# TASK DETAILS:
Extract every record, keeping each one exactly as it is.
--- INPUT DATA ---
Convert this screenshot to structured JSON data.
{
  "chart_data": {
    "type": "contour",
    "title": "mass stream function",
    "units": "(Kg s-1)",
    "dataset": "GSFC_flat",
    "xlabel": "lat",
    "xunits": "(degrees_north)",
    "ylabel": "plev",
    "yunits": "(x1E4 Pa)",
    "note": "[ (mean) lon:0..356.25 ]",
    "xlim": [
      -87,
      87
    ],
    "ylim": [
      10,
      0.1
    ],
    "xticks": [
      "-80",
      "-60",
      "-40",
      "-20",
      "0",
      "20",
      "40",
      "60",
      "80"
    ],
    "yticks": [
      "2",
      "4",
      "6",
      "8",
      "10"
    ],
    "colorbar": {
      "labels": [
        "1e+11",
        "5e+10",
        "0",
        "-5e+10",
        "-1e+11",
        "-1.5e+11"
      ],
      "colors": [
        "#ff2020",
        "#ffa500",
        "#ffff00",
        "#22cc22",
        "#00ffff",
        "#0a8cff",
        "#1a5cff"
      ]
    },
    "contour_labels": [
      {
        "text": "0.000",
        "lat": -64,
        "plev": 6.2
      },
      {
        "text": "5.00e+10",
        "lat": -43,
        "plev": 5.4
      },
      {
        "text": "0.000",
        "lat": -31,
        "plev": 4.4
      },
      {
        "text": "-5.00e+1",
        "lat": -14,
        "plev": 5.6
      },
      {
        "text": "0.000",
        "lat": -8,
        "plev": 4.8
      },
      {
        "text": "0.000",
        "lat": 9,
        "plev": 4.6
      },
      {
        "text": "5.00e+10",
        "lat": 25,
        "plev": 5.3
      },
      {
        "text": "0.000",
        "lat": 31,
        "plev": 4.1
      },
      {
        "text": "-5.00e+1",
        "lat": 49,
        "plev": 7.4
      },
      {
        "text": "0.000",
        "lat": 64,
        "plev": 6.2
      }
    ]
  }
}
---
# ANSWER TO THE EXERCISE:
Convert this screenshot to structured JSON data.
{
  "chart_data": {
    "type": "contour",
    "title": "mass stream function",
    "units": "(Kg s-1)",
    "dataset": "GSFC_flat",
    "xlabel": "lat",
    "xunits": "(degrees_north)",
    "ylabel": "plev",
    "yunits": "(x1E4 Pa)",
    "note": "[ (mean) lon:0..356.25 ]",
    "xlim": [
      -87,
      87
    ],
    "ylim": [
      10,
      0.1
    ],
    "xticks": [
      "-80",
      "-60",
      "-40",
      "-20",
      "0",
      "20",
      "40",
      "60",
      "80"
    ],
    "yticks": [
      "2",
      "4",
      "6",
      "8",
      "10"
    ],
    "colorbar": {
      "labels": [
        "1e+11",
        "5e+10",
        "0",
        "-5e+10",
        "-1e+11",
        "-1.5e+11"
      ],
      "colors": [
        "#ff2020",
        "#ffa500",
        "#ffff00",
        "#22cc22",
        "#00ffff",
        "#0a8cff",
        "#1a5cff"
      ]
    },
    "contour_labels": [
      {
        "text": "0.000",
        "lat": -64,
        "plev": 6.2
      },
      {
        "text": "5.00e+10",
        "lat": -43,
        "plev": 5.4
      },
      {
        "text": "0.000",
        "lat": -31,
        "plev": 4.4
      },
      {
        "text": "-5.00e+1",
        "lat": -14,
        "plev": 5.6
      },
      {
        "text": "0.000",
        "lat": -8,
        "plev": 4.8
      },
      {
        "text": "0.000",
        "lat": 9,
        "plev": 4.6
      },
      {
        "text": "5.00e+10",
        "lat": 25,
        "plev": 5.3
      },
      {
        "text": "0.000",
        "lat": 31,
        "plev": 4.1
      },
      {
        "text": "-5.00e+1",
        "lat": 49,
        "plev": 7.4
      },
      {
        "text": "0.000",
        "lat": 64,
        "plev": 6.2
      }
    ]
  }
}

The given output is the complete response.